TO DO
Extract, from the listing that follows, each line containing the word "bias".

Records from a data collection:
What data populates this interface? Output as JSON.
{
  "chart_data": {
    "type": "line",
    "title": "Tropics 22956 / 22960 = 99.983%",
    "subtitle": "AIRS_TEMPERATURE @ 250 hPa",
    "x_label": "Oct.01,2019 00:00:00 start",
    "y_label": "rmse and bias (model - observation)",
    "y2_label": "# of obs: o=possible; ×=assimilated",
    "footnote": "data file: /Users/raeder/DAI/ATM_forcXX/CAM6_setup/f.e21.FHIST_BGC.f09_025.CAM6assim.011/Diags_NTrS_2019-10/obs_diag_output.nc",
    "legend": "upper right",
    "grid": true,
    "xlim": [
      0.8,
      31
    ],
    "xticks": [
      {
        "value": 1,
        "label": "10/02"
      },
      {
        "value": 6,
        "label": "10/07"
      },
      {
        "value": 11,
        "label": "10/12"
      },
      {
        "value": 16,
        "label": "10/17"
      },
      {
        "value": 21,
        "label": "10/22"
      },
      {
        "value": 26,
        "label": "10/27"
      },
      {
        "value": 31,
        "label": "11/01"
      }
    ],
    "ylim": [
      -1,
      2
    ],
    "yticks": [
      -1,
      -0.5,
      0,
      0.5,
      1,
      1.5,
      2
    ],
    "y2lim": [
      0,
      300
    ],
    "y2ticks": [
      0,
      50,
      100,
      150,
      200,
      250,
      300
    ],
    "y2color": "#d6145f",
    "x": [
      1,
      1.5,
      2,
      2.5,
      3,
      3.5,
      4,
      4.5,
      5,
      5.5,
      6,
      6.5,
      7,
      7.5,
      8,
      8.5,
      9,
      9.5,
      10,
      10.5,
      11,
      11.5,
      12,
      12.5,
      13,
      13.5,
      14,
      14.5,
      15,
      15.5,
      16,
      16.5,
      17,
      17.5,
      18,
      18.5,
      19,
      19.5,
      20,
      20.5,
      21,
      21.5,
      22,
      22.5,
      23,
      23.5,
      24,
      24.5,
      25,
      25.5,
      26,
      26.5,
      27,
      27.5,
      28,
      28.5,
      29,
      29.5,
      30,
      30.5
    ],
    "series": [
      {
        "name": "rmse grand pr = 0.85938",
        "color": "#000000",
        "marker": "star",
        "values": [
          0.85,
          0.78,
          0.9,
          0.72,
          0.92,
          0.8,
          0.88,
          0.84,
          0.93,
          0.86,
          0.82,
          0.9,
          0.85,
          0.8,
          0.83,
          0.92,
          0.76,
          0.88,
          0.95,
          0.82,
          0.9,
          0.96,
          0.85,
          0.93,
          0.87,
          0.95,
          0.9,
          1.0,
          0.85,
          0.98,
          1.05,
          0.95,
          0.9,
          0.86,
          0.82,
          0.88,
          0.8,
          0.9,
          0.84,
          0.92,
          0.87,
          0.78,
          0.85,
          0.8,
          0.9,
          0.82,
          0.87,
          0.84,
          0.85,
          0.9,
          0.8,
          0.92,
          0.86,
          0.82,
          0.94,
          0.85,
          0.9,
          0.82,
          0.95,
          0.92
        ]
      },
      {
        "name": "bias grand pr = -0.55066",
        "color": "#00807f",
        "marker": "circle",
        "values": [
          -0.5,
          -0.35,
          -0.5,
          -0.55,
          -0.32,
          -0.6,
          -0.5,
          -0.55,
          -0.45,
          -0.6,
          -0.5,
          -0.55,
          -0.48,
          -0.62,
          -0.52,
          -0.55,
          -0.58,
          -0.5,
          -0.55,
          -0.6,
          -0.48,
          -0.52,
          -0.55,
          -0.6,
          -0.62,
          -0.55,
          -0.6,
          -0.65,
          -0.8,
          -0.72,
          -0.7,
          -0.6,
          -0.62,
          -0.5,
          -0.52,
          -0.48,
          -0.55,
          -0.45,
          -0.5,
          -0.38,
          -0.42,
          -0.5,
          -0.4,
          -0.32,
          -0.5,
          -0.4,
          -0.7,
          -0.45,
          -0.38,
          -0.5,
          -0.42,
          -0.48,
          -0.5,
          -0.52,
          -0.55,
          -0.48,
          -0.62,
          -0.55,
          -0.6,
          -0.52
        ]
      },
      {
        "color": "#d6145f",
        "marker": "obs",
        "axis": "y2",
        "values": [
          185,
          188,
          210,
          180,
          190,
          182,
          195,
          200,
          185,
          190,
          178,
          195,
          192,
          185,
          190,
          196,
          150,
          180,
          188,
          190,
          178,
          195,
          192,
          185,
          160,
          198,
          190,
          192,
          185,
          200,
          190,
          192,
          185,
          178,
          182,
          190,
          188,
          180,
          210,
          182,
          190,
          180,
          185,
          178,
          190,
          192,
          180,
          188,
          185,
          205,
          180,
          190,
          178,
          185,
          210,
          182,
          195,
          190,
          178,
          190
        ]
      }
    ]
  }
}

TASK SOLUTION
    "y_label": "rmse and bias (model - observation)",
        "name": "bias grand pr = -0.55066",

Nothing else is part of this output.